Give nothing except the number of lines containing the word "already".
** Start of Provided entries **
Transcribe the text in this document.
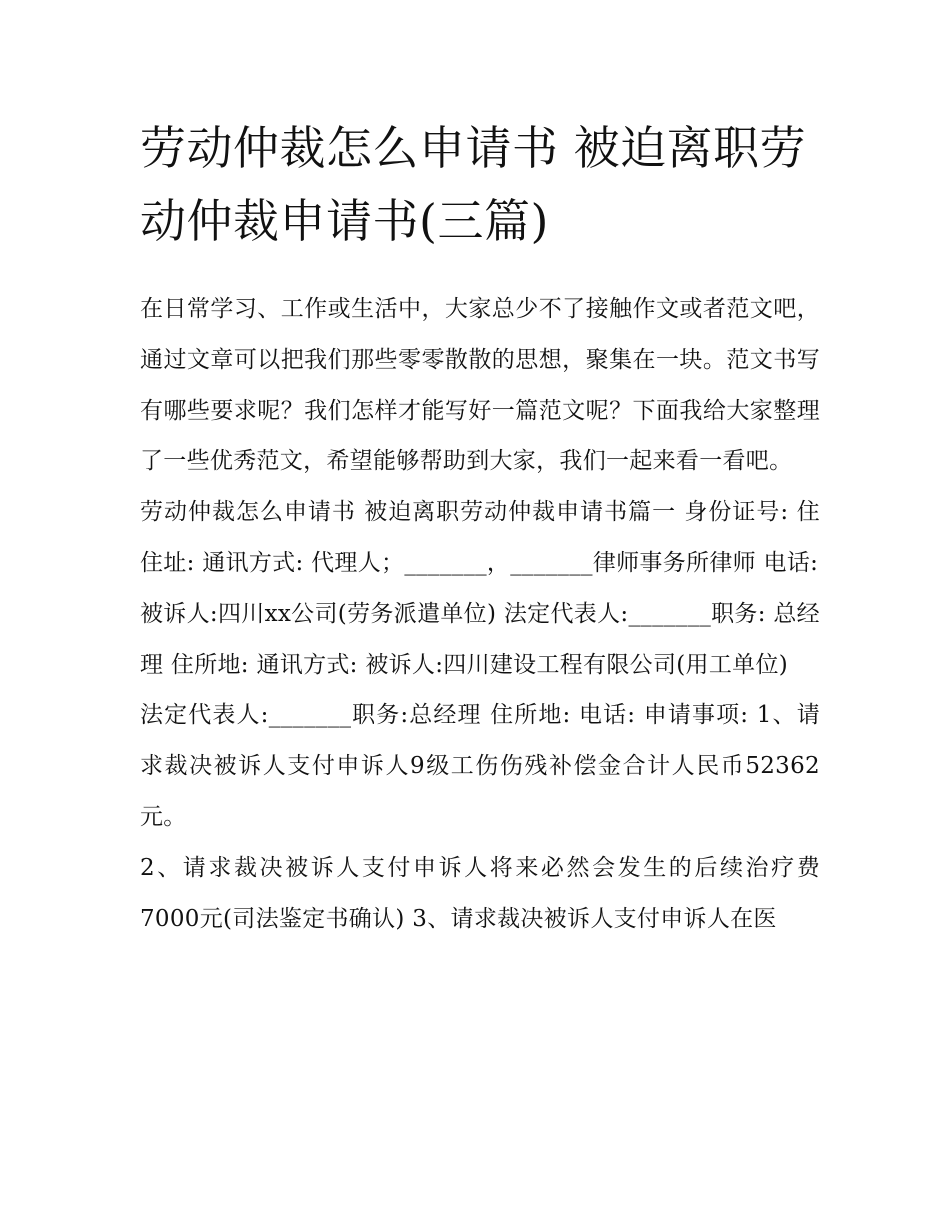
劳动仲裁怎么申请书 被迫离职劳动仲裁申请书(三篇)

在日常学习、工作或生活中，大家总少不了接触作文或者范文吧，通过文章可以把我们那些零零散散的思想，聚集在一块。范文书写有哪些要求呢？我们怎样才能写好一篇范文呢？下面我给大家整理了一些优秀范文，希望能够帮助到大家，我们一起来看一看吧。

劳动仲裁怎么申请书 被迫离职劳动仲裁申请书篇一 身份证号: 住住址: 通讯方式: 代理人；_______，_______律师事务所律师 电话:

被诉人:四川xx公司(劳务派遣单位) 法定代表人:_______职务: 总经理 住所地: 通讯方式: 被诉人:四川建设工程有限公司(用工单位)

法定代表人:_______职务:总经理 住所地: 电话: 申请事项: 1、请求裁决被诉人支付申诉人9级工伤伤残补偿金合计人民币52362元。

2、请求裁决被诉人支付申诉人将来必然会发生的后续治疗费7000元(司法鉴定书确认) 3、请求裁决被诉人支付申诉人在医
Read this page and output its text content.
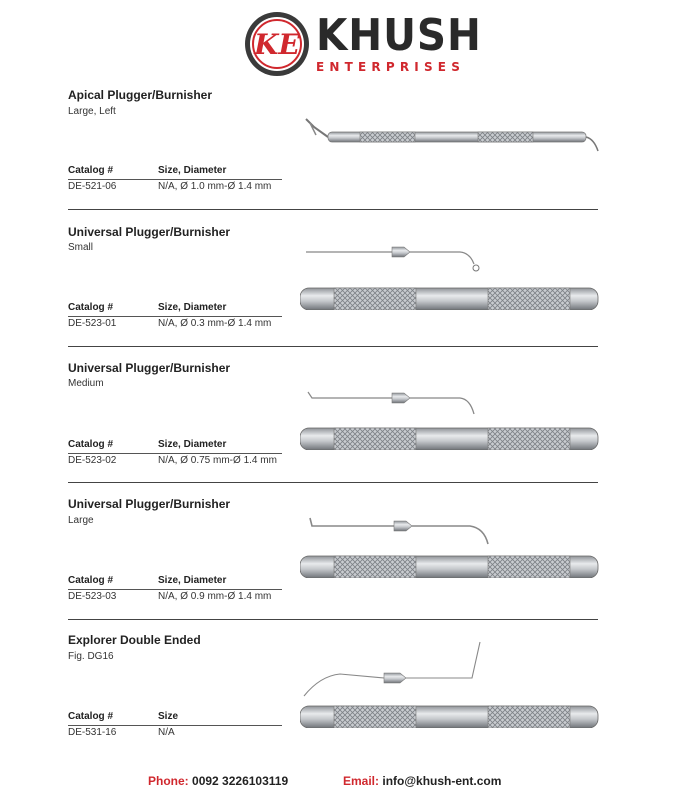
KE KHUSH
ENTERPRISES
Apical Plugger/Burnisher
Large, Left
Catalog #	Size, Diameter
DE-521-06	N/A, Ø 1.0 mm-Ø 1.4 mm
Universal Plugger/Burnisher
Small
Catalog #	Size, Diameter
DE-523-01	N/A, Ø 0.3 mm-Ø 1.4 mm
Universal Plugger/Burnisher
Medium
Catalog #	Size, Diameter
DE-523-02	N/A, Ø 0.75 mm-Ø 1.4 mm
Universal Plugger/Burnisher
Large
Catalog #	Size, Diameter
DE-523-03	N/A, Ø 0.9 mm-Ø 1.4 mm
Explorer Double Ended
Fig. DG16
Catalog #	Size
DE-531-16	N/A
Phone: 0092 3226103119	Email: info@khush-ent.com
** End of Provided entries **
** Start of Provided entries **
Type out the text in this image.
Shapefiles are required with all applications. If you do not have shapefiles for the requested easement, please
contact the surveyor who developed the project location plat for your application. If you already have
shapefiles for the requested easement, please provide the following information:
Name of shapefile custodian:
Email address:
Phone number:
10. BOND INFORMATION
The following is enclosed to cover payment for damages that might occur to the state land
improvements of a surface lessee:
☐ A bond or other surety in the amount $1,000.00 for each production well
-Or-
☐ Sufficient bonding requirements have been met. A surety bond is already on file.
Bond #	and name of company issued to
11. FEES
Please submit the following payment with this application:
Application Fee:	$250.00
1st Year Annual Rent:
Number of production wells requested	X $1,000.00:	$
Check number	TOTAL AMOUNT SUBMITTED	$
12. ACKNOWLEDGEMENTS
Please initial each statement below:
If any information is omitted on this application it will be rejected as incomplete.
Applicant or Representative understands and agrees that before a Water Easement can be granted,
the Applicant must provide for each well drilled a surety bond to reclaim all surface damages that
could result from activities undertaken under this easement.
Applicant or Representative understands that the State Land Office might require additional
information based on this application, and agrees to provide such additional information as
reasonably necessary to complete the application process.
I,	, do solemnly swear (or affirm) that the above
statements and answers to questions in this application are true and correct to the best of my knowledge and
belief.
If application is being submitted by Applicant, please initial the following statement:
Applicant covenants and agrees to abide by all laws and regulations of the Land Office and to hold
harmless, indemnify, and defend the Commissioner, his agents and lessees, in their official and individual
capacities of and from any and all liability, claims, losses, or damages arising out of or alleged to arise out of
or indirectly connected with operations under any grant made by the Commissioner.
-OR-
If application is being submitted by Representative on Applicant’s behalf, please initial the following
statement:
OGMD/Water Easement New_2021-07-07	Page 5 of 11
** End of Provided entries **
Final answer | 2